> [STATED TASK] Write out the material exactly, without any of its pictures.

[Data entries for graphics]
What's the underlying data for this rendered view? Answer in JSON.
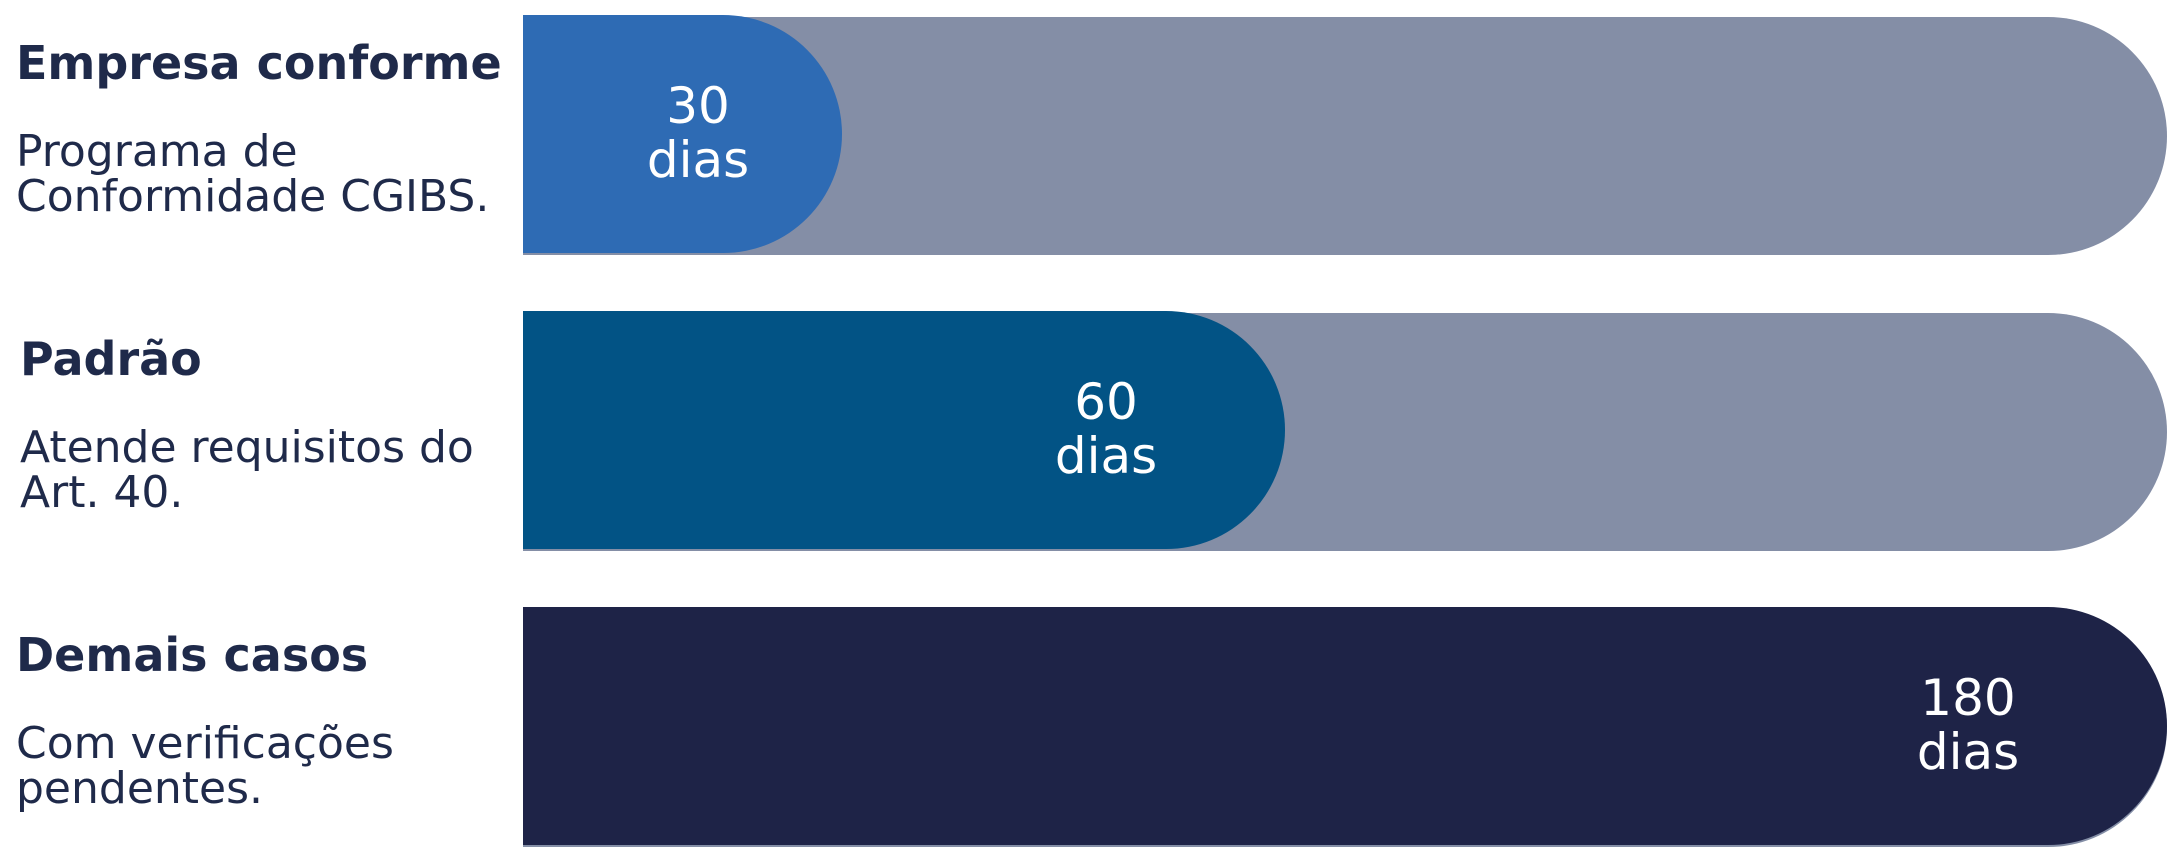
{
  "chart_data": {
    "type": "bar",
    "orientation": "horizontal",
    "xlim": [
      0,
      180
    ],
    "grid": false,
    "categories": [
      {
        "title": "Empresa conforme",
        "description": "Programa de Conformidade CGIBS.",
        "value": 30,
        "value_label": "30",
        "unit_label": "dias",
        "color": "#2e6bb4"
      },
      {
        "title": "Padrão",
        "description": "Atende requisitos do Art. 40.",
        "value": 60,
        "value_label": "60",
        "unit_label": "dias",
        "color": "#025385"
      },
      {
        "title": "Demais casos",
        "description": "Com verificações pendentes.",
        "value": 180,
        "value_label": "180",
        "unit_label": "dias",
        "color": "#1e2347"
      }
    ],
    "track_color": "#848ea6"
  }
}
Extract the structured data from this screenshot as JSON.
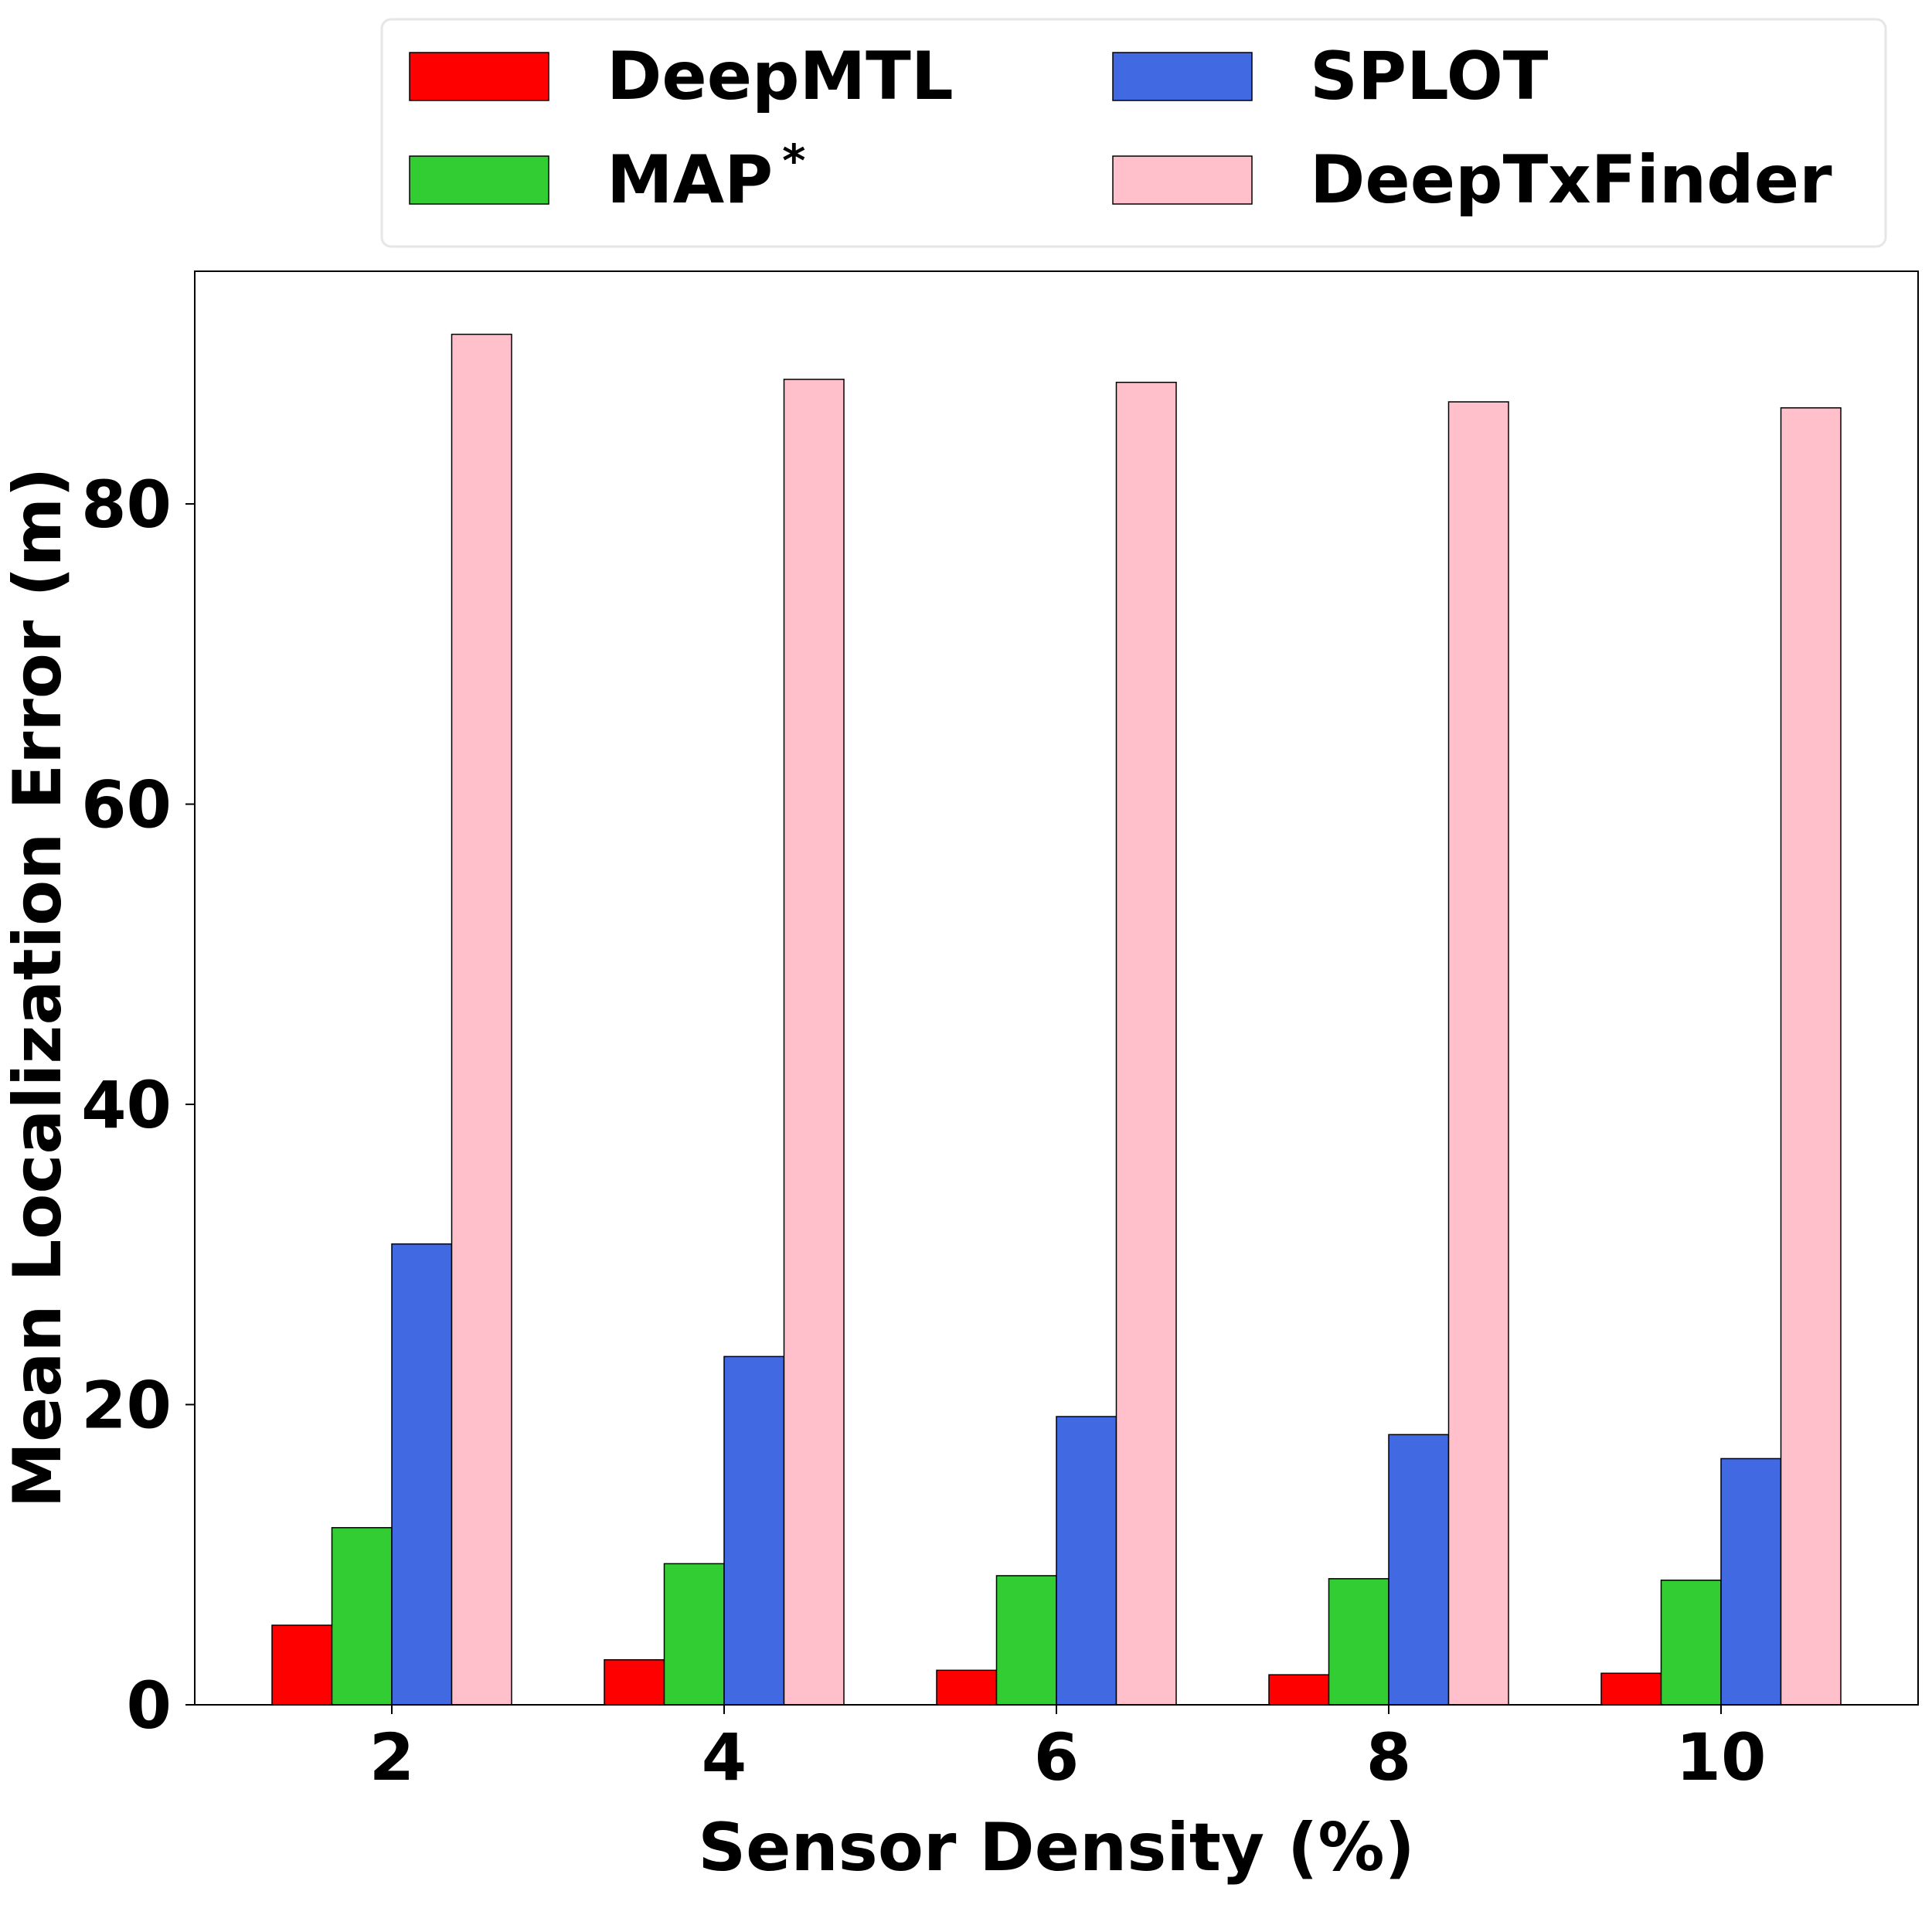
{
  "chart_data": {
    "type": "bar",
    "xlabel": "Sensor Density (%)",
    "ylabel": "Mean Localization Error (m)",
    "categories": [
      "2",
      "4",
      "6",
      "8",
      "10"
    ],
    "ylim": [
      0,
      95.5
    ],
    "yticks": [
      0,
      20,
      40,
      60,
      80
    ],
    "grid": false,
    "legend_placement": "top, above plot, 2 columns",
    "series": [
      {
        "name": "DeepMTL",
        "name_sup": "",
        "color": "#ff0000",
        "values": [
          5.3,
          3.0,
          2.3,
          2.0,
          2.1
        ]
      },
      {
        "name": "MAP",
        "name_sup": "*",
        "color": "#32cd32",
        "values": [
          11.8,
          9.4,
          8.6,
          8.4,
          8.3
        ]
      },
      {
        "name": "SPLOT",
        "name_sup": "",
        "color": "#4169e1",
        "values": [
          30.7,
          23.2,
          19.2,
          18.0,
          16.4
        ]
      },
      {
        "name": "DeepTxFinder",
        "name_sup": "",
        "color": "#ffc0cb",
        "values": [
          91.3,
          88.3,
          88.1,
          86.8,
          86.4
        ]
      }
    ]
  }
}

> [WRITTEN RESPONSE]
What's the underlying data for this rendered view? Answer in JSON.
{
  "chart_data": {
    "type": "bar",
    "orientation": "horizontal",
    "xlim": [
      0,
      180
    ],
    "grid": false,
    "categories": [
      {
        "title": "Empresa conforme",
        "description": "Programa de Conformidade CGIBS.",
        "value": 30,
        "value_label": "30",
        "unit_label": "dias",
        "color": "#2e6bb4"
      },
      {
        "title": "Padrão",
        "description": "Atende requisitos do Art. 40.",
        "value": 60,
        "value_label": "60",
        "unit_label": "dias",
        "color": "#025385"
      },
      {
        "title": "Demais casos",
        "description": "Com verificações pendentes.",
        "value": 180,
        "value_label": "180",
        "unit_label": "dias",
        "color": "#1e2347"
      }
    ],
    "track_color": "#848ea6"
  }
}
Extract the structured data from this screenshot as JSON.
{
  "chart_data": {
    "type": "bar",
    "xlabel": "Sensor Density (%)",
    "ylabel": "Mean Localization Error (m)",
    "categories": [
      "2",
      "4",
      "6",
      "8",
      "10"
    ],
    "ylim": [
      0,
      95.5
    ],
    "yticks": [
      0,
      20,
      40,
      60,
      80
    ],
    "grid": false,
    "legend_placement": "top, above plot, 2 columns",
    "series": [
      {
        "name": "DeepMTL",
        "name_sup": "",
        "color": "#ff0000",
        "values": [
          5.3,
          3.0,
          2.3,
          2.0,
          2.1
        ]
      },
      {
        "name": "MAP",
        "name_sup": "*",
        "color": "#32cd32",
        "values": [
          11.8,
          9.4,
          8.6,
          8.4,
          8.3
        ]
      },
      {
        "name": "SPLOT",
        "name_sup": "",
        "color": "#4169e1",
        "values": [
          30.7,
          23.2,
          19.2,
          18.0,
          16.4
        ]
      },
      {
        "name": "DeepTxFinder",
        "name_sup": "",
        "color": "#ffc0cb",
        "values": [
          91.3,
          88.3,
          88.1,
          86.8,
          86.4
        ]
      }
    ]
  }
}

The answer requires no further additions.